→ REQUIREMENT
Transcribe all the entries word for word, skipping the pictures.

---------- DATA LINES ----------

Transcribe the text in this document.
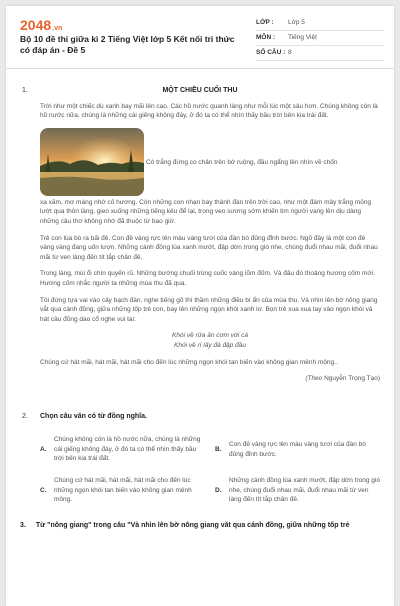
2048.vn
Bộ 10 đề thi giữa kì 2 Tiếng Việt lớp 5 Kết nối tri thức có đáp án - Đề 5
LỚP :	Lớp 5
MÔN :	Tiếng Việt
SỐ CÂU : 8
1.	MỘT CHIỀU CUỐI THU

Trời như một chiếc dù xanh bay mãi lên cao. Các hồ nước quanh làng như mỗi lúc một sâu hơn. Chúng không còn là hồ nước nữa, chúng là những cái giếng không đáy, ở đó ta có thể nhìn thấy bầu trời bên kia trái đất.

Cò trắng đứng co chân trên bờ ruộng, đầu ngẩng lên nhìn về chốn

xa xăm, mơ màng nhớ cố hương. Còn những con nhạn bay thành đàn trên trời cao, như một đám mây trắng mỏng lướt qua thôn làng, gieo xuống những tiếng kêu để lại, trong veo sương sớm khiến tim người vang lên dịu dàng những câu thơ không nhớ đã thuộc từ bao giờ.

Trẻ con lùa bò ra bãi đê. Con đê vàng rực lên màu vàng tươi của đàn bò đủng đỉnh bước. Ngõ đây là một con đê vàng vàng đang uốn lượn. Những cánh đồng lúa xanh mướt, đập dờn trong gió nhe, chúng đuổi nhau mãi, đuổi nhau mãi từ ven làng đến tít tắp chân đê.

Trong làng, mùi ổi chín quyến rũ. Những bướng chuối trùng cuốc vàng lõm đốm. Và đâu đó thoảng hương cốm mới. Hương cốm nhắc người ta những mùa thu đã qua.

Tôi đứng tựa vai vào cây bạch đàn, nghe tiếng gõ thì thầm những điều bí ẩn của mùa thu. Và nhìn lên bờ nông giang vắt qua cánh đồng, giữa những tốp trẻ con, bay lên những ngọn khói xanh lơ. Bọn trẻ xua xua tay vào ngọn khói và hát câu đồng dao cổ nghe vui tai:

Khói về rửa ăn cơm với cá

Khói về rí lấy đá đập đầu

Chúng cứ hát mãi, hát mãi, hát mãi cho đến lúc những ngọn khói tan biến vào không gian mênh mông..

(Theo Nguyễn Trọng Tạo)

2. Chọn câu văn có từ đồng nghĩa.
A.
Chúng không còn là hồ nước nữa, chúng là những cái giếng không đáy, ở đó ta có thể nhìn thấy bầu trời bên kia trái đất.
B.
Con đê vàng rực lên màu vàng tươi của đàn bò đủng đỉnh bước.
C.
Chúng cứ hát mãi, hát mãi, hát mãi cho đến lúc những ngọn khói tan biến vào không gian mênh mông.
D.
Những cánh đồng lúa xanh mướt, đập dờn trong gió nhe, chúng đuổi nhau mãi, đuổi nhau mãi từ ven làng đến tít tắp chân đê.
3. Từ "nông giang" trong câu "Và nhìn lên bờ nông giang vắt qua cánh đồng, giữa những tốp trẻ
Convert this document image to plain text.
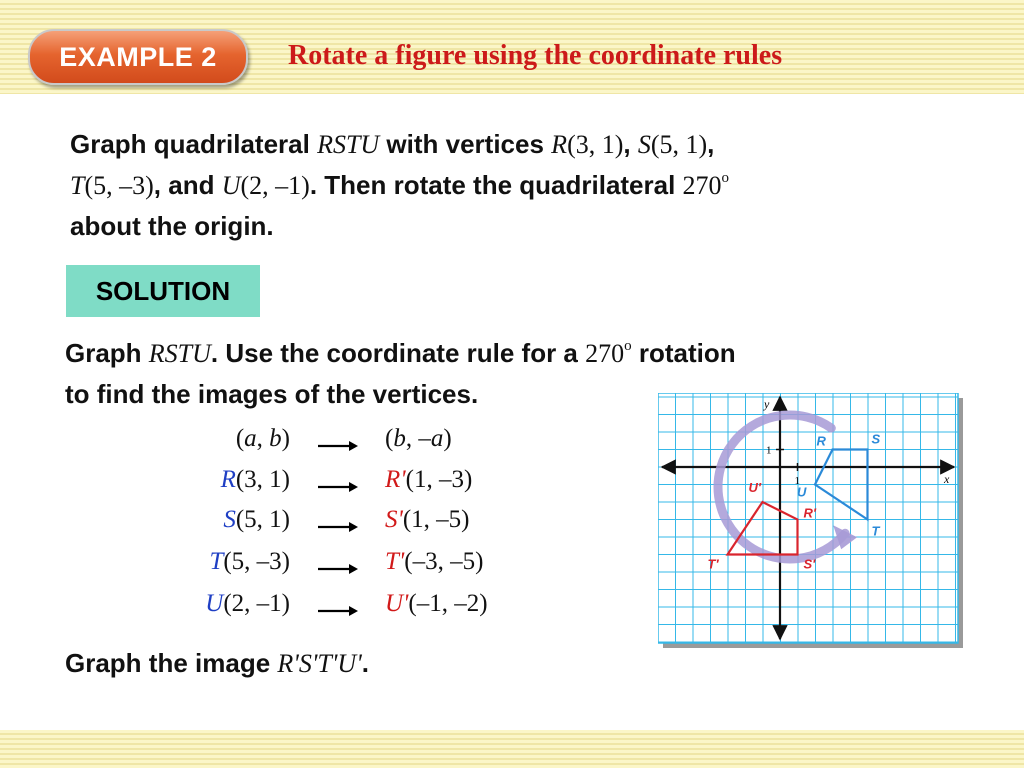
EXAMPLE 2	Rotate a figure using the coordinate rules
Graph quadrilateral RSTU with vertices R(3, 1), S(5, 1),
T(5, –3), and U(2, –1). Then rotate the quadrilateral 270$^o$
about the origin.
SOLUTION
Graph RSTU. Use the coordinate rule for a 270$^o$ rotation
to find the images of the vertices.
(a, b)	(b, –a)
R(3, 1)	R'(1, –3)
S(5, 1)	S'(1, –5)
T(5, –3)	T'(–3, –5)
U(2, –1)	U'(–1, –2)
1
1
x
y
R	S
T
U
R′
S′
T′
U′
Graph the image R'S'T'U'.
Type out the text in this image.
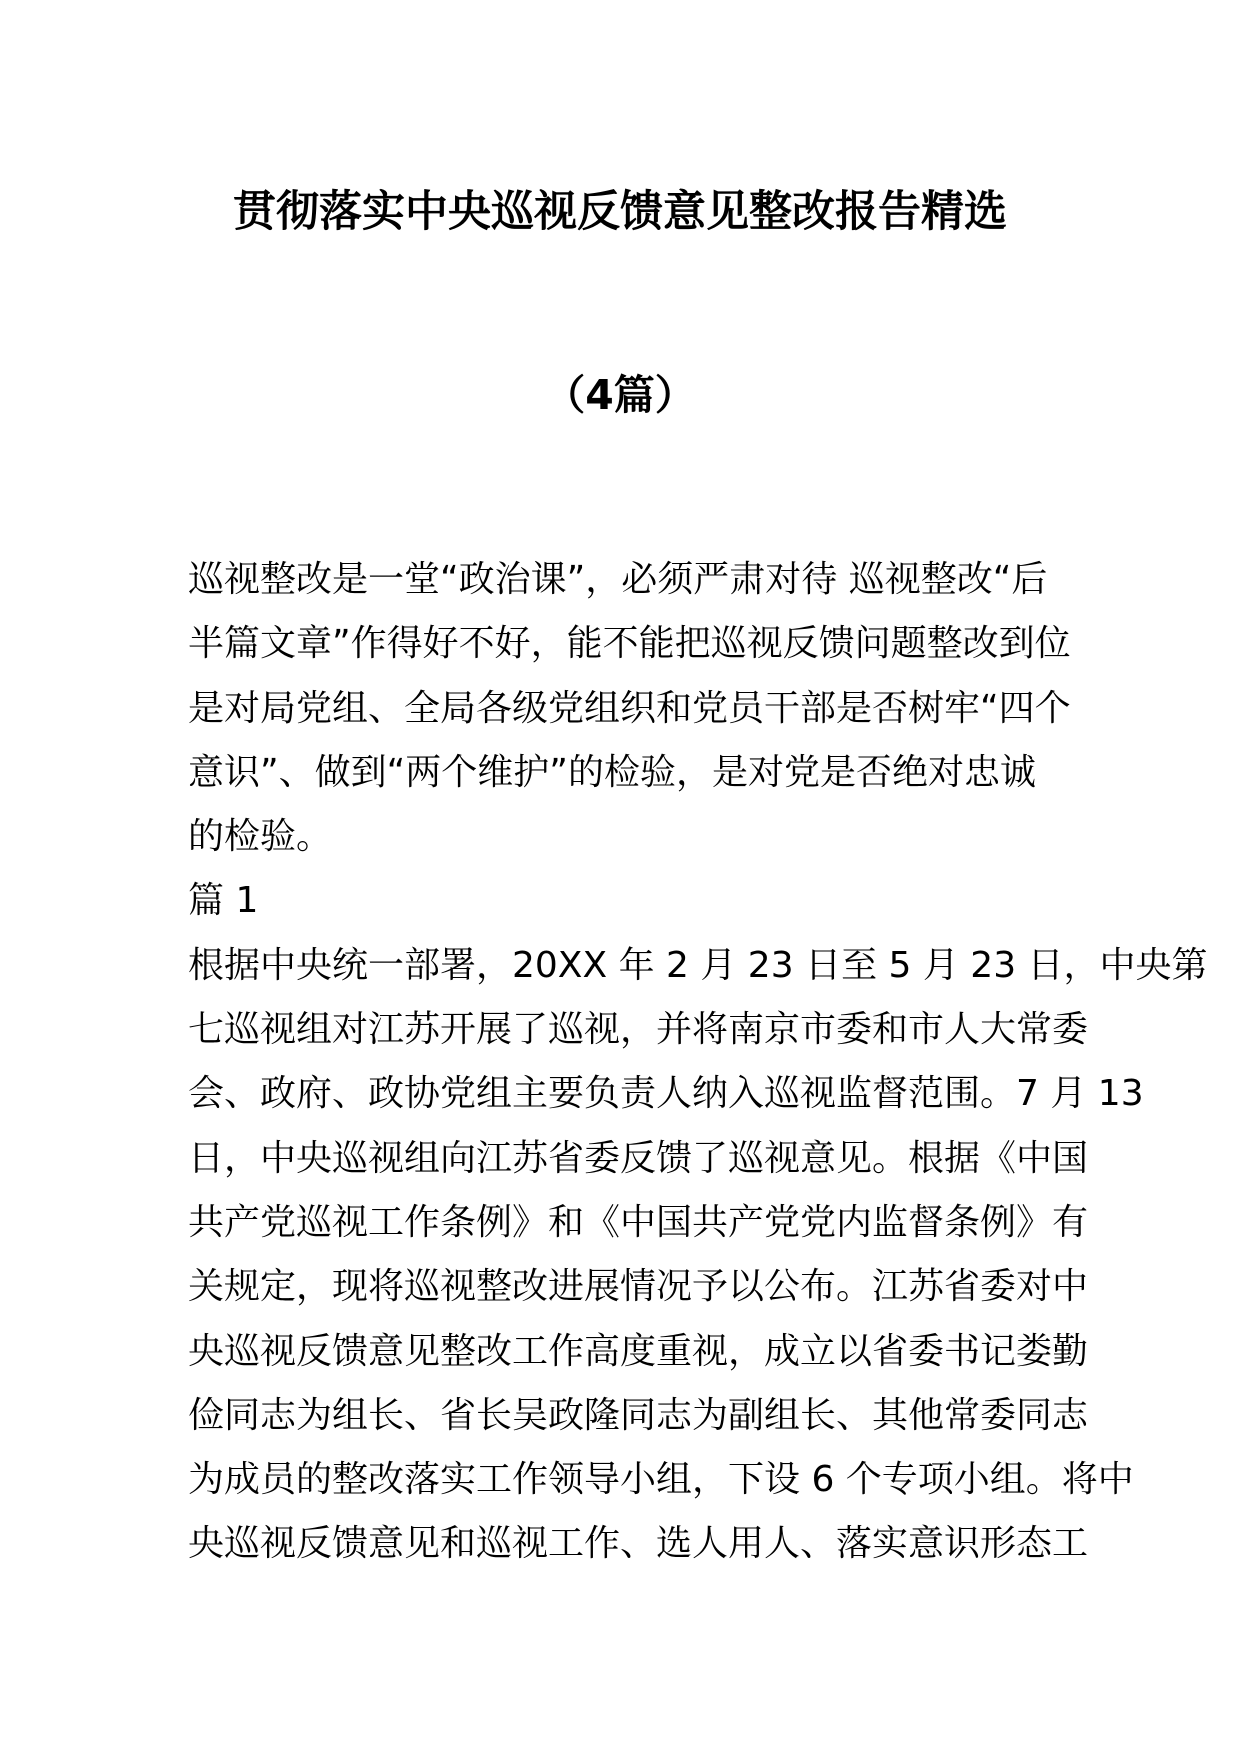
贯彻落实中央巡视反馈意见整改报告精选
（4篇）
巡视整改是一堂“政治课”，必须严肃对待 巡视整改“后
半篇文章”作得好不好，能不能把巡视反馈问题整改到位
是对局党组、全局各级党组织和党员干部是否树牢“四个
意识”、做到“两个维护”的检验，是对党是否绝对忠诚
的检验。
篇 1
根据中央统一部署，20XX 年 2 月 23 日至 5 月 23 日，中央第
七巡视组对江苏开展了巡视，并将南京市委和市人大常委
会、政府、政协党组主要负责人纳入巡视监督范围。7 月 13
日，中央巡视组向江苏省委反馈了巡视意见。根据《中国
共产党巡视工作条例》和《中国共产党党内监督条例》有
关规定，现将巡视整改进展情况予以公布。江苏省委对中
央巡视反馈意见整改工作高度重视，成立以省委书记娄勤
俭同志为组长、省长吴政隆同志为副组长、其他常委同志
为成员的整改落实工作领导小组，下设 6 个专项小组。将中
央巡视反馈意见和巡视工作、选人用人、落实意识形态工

----------

→ RESPONSE FOR THIS EXERCISE
Transcribe the text in this document.
2048.vn
Bộ 10 đề thi giữa kì 2 Tiếng Việt lớp 5 Kết nối tri thức có đáp án - Đề 5
LỚP :	Lớp 5
MÔN :	Tiếng Việt
SỐ CÂU : 8
1.	MỘT CHIỀU CUỐI THU

Trời như một chiếc dù xanh bay mãi lên cao. Các hồ nước quanh làng như mỗi lúc một sâu hơn. Chúng không còn là hồ nước nữa, chúng là những cái giếng không đáy, ở đó ta có thể nhìn thấy bầu trời bên kia trái đất.

Cò trắng đứng co chân trên bờ ruộng, đầu ngẩng lên nhìn về chốn

xa xăm, mơ màng nhớ cố hương. Còn những con nhạn bay thành đàn trên trời cao, như một đám mây trắng mỏng lướt qua thôn làng, gieo xuống những tiếng kêu để lại, trong veo sương sớm khiến tim người vang lên dịu dàng những câu thơ không nhớ đã thuộc từ bao giờ.

Trẻ con lùa bò ra bãi đê. Con đê vàng rực lên màu vàng tươi của đàn bò đủng đỉnh bước. Ngõ đây là một con đê vàng vàng đang uốn lượn. Những cánh đồng lúa xanh mướt, đập dờn trong gió nhe, chúng đuổi nhau mãi, đuổi nhau mãi từ ven làng đến tít tắp chân đê.

Trong làng, mùi ổi chín quyến rũ. Những bướng chuối trùng cuốc vàng lõm đốm. Và đâu đó thoảng hương cốm mới. Hương cốm nhắc người ta những mùa thu đã qua.

Tôi đứng tựa vai vào cây bạch đàn, nghe tiếng gõ thì thầm những điều bí ẩn của mùa thu. Và nhìn lên bờ nông giang vắt qua cánh đồng, giữa những tốp trẻ con, bay lên những ngọn khói xanh lơ. Bọn trẻ xua xua tay vào ngọn khói và hát câu đồng dao cổ nghe vui tai:

Khói về rửa ăn cơm với cá

Khói về rí lấy đá đập đầu

Chúng cứ hát mãi, hát mãi, hát mãi cho đến lúc những ngọn khói tan biến vào không gian mênh mông..

(Theo Nguyễn Trọng Tạo)

2. Chọn câu văn có từ đồng nghĩa.
A.
Chúng không còn là hồ nước nữa, chúng là những cái giếng không đáy, ở đó ta có thể nhìn thấy bầu trời bên kia trái đất.
B.
Con đê vàng rực lên màu vàng tươi của đàn bò đủng đỉnh bước.
C.
Chúng cứ hát mãi, hát mãi, hát mãi cho đến lúc những ngọn khói tan biến vào không gian mênh mông.
D.
Những cánh đồng lúa xanh mướt, đập dờn trong gió nhe, chúng đuổi nhau mãi, đuổi nhau mãi từ ven làng đến tít tắp chân đê.
3. Từ "nông giang" trong câu "Và nhìn lên bờ nông giang vắt qua cánh đồng, giữa những tốp trẻ
Convert this document image to plain text.
EXAMPLE 2	Rotate a figure using the coordinate rules
Graph quadrilateral RSTU with vertices R(3, 1), S(5, 1),
T(5, –3), and U(2, –1). Then rotate the quadrilateral 270$^o$
about the origin.
SOLUTION
Graph RSTU. Use the coordinate rule for a 270$^o$ rotation
to find the images of the vertices.
(a, b)	(b, –a)
R(3, 1)	R'(1, –3)
S(5, 1)	S'(1, –5)
T(5, –3)	T'(–3, –5)
U(2, –1)	U'(–1, –2)
1
1
x
y
R	S
T
U
R′
S′
T′
U′
Graph the image R'S'T'U'.
Type out the text in this image.
贯彻落实中央巡视反馈意见整改报告精选
（4篇）
巡视整改是一堂“政治课”，必须严肃对待 巡视整改“后
半篇文章”作得好不好，能不能把巡视反馈问题整改到位
是对局党组、全局各级党组织和党员干部是否树牢“四个
意识”、做到“两个维护”的检验，是对党是否绝对忠诚
的检验。
篇 1
根据中央统一部署，20XX 年 2 月 23 日至 5 月 23 日，中央第
七巡视组对江苏开展了巡视，并将南京市委和市人大常委
会、政府、政协党组主要负责人纳入巡视监督范围。7 月 13
日，中央巡视组向江苏省委反馈了巡视意见。根据《中国
共产党巡视工作条例》和《中国共产党党内监督条例》有
关规定，现将巡视整改进展情况予以公布。江苏省委对中
央巡视反馈意见整改工作高度重视，成立以省委书记娄勤
俭同志为组长、省长吴政隆同志为副组长、其他常委同志
为成员的整改落实工作领导小组，下设 6 个专项小组。将中
央巡视反馈意见和巡视工作、选人用人、落实意识形态工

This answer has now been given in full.